## Task requirements
Rewrite the rows from the line with "move-down-icon[interactable]: 🡓 bbox=[366, 177, 397, 205]" to the line with "comment-icon[interactable]: ▭ bbox=[1026, 177, 1062, 205]", changing "close-icon" to "dismiss-icon" and leaving everything else unchanged.

:: Entries supplied

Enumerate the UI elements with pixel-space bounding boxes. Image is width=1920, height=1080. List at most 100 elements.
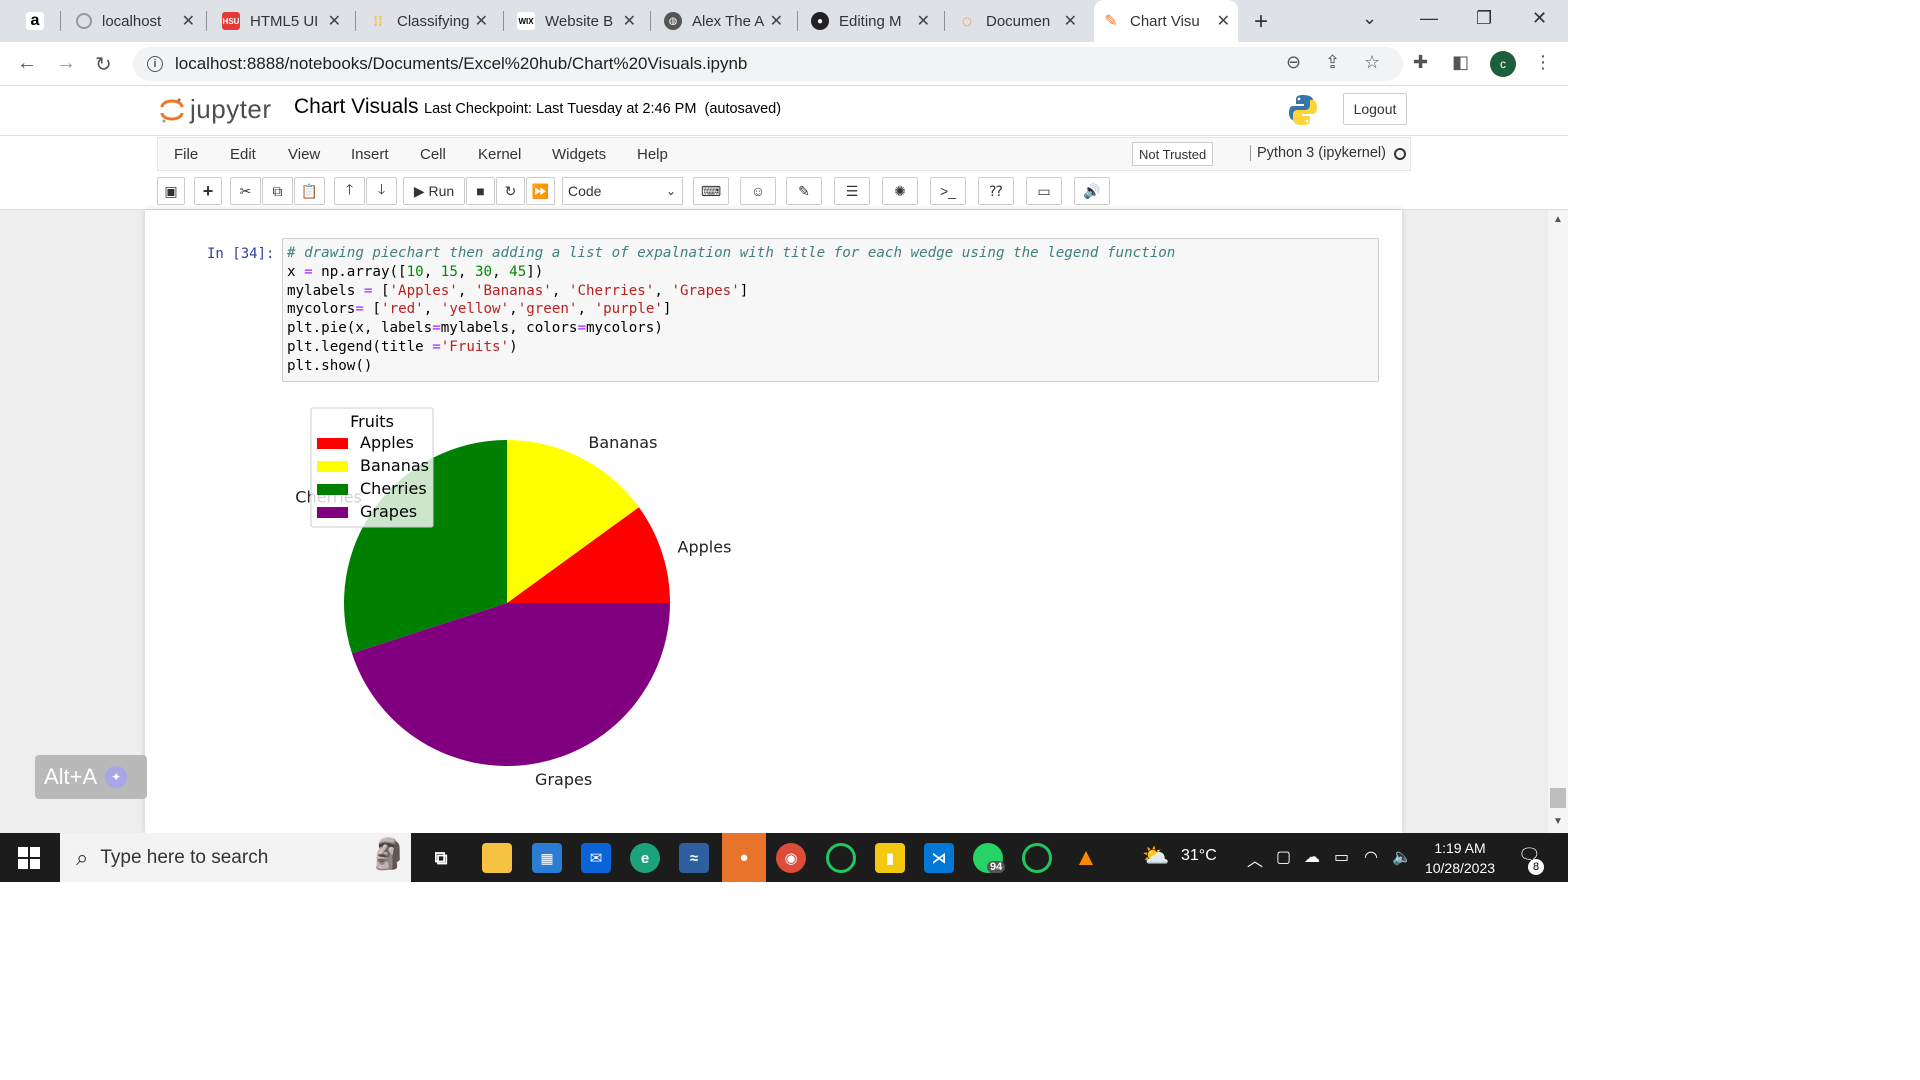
move-down-icon[interactable]: 🡓 bbox=[366, 177, 397, 205]
side-panel-icon[interactable]: ◧ bbox=[1452, 52, 1469, 73]
document-icon[interactable]: ☰ bbox=[834, 177, 870, 205]
taskbar-search[interactable]: ⌕ Type here to search 🗿 bbox=[60, 833, 411, 882]
notebook-title[interactable]: Chart Visuals bbox=[294, 95, 419, 119]
system-clock[interactable]: 1:19 AM 10/28/2023 bbox=[1420, 838, 1500, 878]
vlc-icon[interactable]: ▲ bbox=[1071, 843, 1101, 873]
close-icon[interactable]: ✕ bbox=[1217, 11, 1230, 31]
firefox-icon[interactable]: ● bbox=[722, 833, 766, 882]
close-icon[interactable]: ✕ bbox=[917, 11, 930, 31]
comment-icon[interactable]: ▭ bbox=[1026, 177, 1062, 205]
speaker-icon[interactable]: 🔊 bbox=[1074, 177, 1110, 205]
task-view-icon[interactable]: ⧉ bbox=[426, 843, 456, 873]
store-icon[interactable]: ▦ bbox=[532, 843, 562, 873]
menu-widgets[interactable]: Widgets bbox=[552, 146, 606, 163]
brush-icon[interactable]: ✎ bbox=[786, 177, 822, 205]
minimize-icon[interactable]: — bbox=[1420, 8, 1438, 29]
close-icon[interactable]: ✕ bbox=[475, 11, 488, 31]
reload-icon[interactable]: ↻ bbox=[95, 52, 112, 77]
weather-icon[interactable]: ⛅ bbox=[1142, 843, 1169, 869]
vscode-icon[interactable]: ⋊ bbox=[924, 843, 954, 873]
tab-label: Editing M bbox=[839, 12, 902, 30]
mysql-workbench-icon[interactable]: ≈ bbox=[679, 843, 709, 873]
back-icon[interactable]: ← bbox=[17, 52, 37, 75]
close-icon[interactable]: ✕ bbox=[1064, 11, 1077, 31]
tab-search-chevron-icon[interactable]: ⌄ bbox=[1362, 8, 1377, 29]
tab-amazon[interactable]: a bbox=[18, 0, 58, 42]
terminal-icon[interactable]: >_ bbox=[930, 177, 966, 205]
menu-view[interactable]: View bbox=[288, 146, 320, 163]
onedrive-icon[interactable]: ☁ bbox=[1304, 847, 1320, 867]
insert-cell-icon[interactable]: + bbox=[194, 177, 222, 205]
app-ring-icon[interactable] bbox=[826, 843, 856, 873]
move-up-icon[interactable]: 🡑 bbox=[334, 177, 365, 205]
code-cell-input[interactable]: # drawing piechart then adding a list of… bbox=[282, 238, 1379, 382]
browser-menu-icon[interactable]: ⋮ bbox=[1534, 52, 1552, 73]
comment-code-icon[interactable]: ⁇ bbox=[978, 177, 1014, 205]
extensions-icon[interactable]: ✚ bbox=[1413, 52, 1428, 73]
tab-classifying[interactable]: ⁞⁞ Classifying ✕ bbox=[361, 0, 496, 42]
menu-insert[interactable]: Insert bbox=[351, 146, 389, 163]
volume-icon[interactable]: 🔈 bbox=[1392, 847, 1412, 867]
kernel-name[interactable]: Python 3 (ipykernel) bbox=[1250, 145, 1386, 161]
mail-icon[interactable]: ✉ bbox=[581, 843, 611, 873]
tab-website[interactable]: WIX Website B ✕ bbox=[509, 0, 644, 42]
edge-icon[interactable]: e bbox=[630, 843, 660, 873]
trust-button[interactable]: Not Trusted bbox=[1132, 142, 1214, 166]
app-ring-icon-2[interactable] bbox=[1022, 843, 1052, 873]
chrome-icon[interactable]: ◉ bbox=[776, 843, 806, 873]
close-icon[interactable]: ✕ bbox=[623, 11, 636, 31]
wifi-icon[interactable]: ◠ bbox=[1364, 847, 1378, 867]
bug-icon[interactable]: ✺ bbox=[882, 177, 918, 205]
scroll-up-icon[interactable]: ▲ bbox=[1553, 214, 1563, 225]
tab-document[interactable]: ◌ Documen ✕ bbox=[950, 0, 1085, 42]
scroll-down-icon[interactable]: ▼ bbox=[1553, 816, 1563, 827]
close-icon[interactable]: ✕ bbox=[182, 11, 195, 31]
jupyter-logo[interactable]: jupyter bbox=[160, 94, 272, 125]
zoom-icon[interactable]: ⊖ bbox=[1286, 52, 1301, 73]
restart-icon[interactable]: ↻ bbox=[496, 177, 525, 205]
forward-icon[interactable]: → bbox=[56, 52, 76, 75]
power-bi-icon[interactable]: ▮ bbox=[875, 843, 905, 873]
run-button[interactable]: ▶ Run bbox=[403, 177, 465, 205]
menu-cell[interactable]: Cell bbox=[420, 146, 446, 163]
save-icon[interactable]: ▣ bbox=[157, 177, 185, 205]
address-bar[interactable]: i localhost:8888/notebooks/Documents/Exc… bbox=[133, 47, 1403, 81]
fast-forward-icon[interactable]: ⏩ bbox=[526, 177, 555, 205]
logout-button[interactable]: Logout bbox=[1343, 93, 1407, 125]
tab-html5[interactable]: HSU HTML5 UI ✕ bbox=[214, 0, 349, 42]
robot-icon[interactable]: ☺ bbox=[740, 177, 776, 205]
cut-icon[interactable]: ✂ bbox=[230, 177, 261, 205]
new-tab-icon[interactable]: + bbox=[1254, 8, 1268, 36]
windows-start-icon[interactable] bbox=[18, 847, 40, 869]
share-icon[interactable]: ⇪ bbox=[1325, 52, 1340, 73]
battery-icon[interactable]: ▭ bbox=[1334, 847, 1349, 867]
cell-type-select[interactable]: Code ⌄ bbox=[562, 177, 683, 205]
menu-file[interactable]: File bbox=[174, 146, 198, 163]
profile-avatar[interactable]: c bbox=[1490, 51, 1516, 77]
file-explorer-icon[interactable] bbox=[482, 843, 512, 873]
alt-a-overlay[interactable]: Alt+A ✦ bbox=[35, 755, 147, 799]
bookmark-star-icon[interactable]: ☆ bbox=[1364, 52, 1380, 73]
tab-editing[interactable]: ● Editing M ✕ bbox=[803, 0, 938, 42]
close-icon[interactable]: ✕ bbox=[770, 11, 783, 31]
window-close-icon[interactable]: ✕ bbox=[1532, 8, 1547, 29]
scrollbar-thumb[interactable] bbox=[1550, 788, 1566, 808]
tab-chart-visuals[interactable]: ✎ Chart Visu ✕ bbox=[1094, 0, 1238, 42]
weather-temp[interactable]: 31°C bbox=[1181, 847, 1217, 865]
close-icon[interactable]: ✕ bbox=[328, 11, 341, 31]
tray-chevron-icon[interactable]: ︿ bbox=[1247, 847, 1263, 871]
scrollbar[interactable]: ▲ ▼ bbox=[1548, 210, 1568, 833]
tab-localhost[interactable]: localhost ✕ bbox=[68, 0, 203, 42]
keyboard-icon[interactable]: ⌨ bbox=[693, 177, 729, 205]
paste-icon[interactable]: 📋 bbox=[294, 177, 325, 205]
menu-kernel[interactable]: Kernel bbox=[478, 146, 521, 163]
menu-help[interactable]: Help bbox=[637, 146, 668, 163]
meet-icon[interactable]: ▢ bbox=[1276, 847, 1291, 867]
stop-icon[interactable]: ■ bbox=[466, 177, 495, 205]
copy-icon[interactable]: ⧉ bbox=[262, 177, 293, 205]
restore-icon[interactable]: ❐ bbox=[1476, 8, 1492, 29]
site-info-icon[interactable]: i bbox=[147, 56, 163, 72]
tab-alex[interactable]: ◍ Alex The A ✕ bbox=[656, 0, 791, 42]
menu-edit[interactable]: Edit bbox=[230, 146, 256, 163]
whatsapp-icon[interactable]: 94 bbox=[973, 843, 1006, 873]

::::

## Correct output
move-down-icon[interactable]: 🡓 bbox=[366, 177, 397, 205]
side-panel-icon[interactable]: ◧ bbox=[1452, 52, 1469, 73]
document-icon[interactable]: ☰ bbox=[834, 177, 870, 205]
taskbar-search[interactable]: ⌕ Type here to search 🗿 bbox=[60, 833, 411, 882]
notebook-title[interactable]: Chart Visuals bbox=[294, 95, 419, 119]
system-clock[interactable]: 1:19 AM 10/28/2023 bbox=[1420, 838, 1500, 878]
vlc-icon[interactable]: ▲ bbox=[1071, 843, 1101, 873]
dismiss-icon[interactable]: ✕ bbox=[1217, 11, 1230, 31]
firefox-icon[interactable]: ● bbox=[722, 833, 766, 882]
dismiss-icon[interactable]: ✕ bbox=[917, 11, 930, 31]
comment-icon[interactable]: ▭ bbox=[1026, 177, 1062, 205]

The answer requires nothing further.